### Exercise inputs
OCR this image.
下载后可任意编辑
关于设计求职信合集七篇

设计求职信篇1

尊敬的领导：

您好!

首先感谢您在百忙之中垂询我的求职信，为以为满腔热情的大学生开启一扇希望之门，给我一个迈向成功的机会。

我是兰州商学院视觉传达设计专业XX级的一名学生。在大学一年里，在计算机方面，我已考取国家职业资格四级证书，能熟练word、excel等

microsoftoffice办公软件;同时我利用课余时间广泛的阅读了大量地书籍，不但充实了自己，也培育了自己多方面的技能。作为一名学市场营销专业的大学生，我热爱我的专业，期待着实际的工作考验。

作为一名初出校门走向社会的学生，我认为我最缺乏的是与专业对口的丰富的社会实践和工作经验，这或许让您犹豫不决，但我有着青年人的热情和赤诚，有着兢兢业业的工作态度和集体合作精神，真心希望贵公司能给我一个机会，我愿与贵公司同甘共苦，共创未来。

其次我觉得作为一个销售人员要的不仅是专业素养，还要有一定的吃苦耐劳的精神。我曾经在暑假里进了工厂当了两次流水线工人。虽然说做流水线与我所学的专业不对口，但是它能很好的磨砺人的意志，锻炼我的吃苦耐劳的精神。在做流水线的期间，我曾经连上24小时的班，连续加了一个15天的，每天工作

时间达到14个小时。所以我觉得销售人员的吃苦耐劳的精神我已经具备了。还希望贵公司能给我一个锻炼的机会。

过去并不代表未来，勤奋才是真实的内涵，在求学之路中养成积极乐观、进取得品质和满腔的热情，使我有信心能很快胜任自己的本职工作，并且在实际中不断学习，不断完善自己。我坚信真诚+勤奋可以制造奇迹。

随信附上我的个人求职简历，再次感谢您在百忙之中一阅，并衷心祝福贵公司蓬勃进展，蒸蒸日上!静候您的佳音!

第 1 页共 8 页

### Your goal
Your task is to output all of the data above word for word.

### Exercise result
OCR this image.
下载后可任意编辑
关于设计求职信合集七篇

设计求职信篇1

尊敬的领导：

您好!

首先感谢您在百忙之中垂询我的求职信，为以为满腔热情的大学生开启一扇希望之门，给我一个迈向成功的机会。

我是兰州商学院视觉传达设计专业XX级的一名学生。在大学一年里，在计算机方面，我已考取国家职业资格四级证书，能熟练word、excel等

microsoftoffice办公软件;同时我利用课余时间广泛的阅读了大量地书籍，不但充实了自己，也培育了自己多方面的技能。作为一名学市场营销专业的大学生，我热爱我的专业，期待着实际的工作考验。

作为一名初出校门走向社会的学生，我认为我最缺乏的是与专业对口的丰富的社会实践和工作经验，这或许让您犹豫不决，但我有着青年人的热情和赤诚，有着兢兢业业的工作态度和集体合作精神，真心希望贵公司能给我一个机会，我愿与贵公司同甘共苦，共创未来。

其次我觉得作为一个销售人员要的不仅是专业素养，还要有一定的吃苦耐劳的精神。我曾经在暑假里进了工厂当了两次流水线工人。虽然说做流水线与我所学的专业不对口，但是它能很好的磨砺人的意志，锻炼我的吃苦耐劳的精神。在做流水线的期间，我曾经连上24小时的班，连续加了一个15天的，每天工作

时间达到14个小时。所以我觉得销售人员的吃苦耐劳的精神我已经具备了。还希望贵公司能给我一个锻炼的机会。

过去并不代表未来，勤奋才是真实的内涵，在求学之路中养成积极乐观、进取得品质和满腔的热情，使我有信心能很快胜任自己的本职工作，并且在实际中不断学习，不断完善自己。我坚信真诚+勤奋可以制造奇迹。

随信附上我的个人求职简历，再次感谢您在百忙之中一阅，并衷心祝福贵公司蓬勃进展，蒸蒸日上!静候您的佳音!

第 1 页共 8 页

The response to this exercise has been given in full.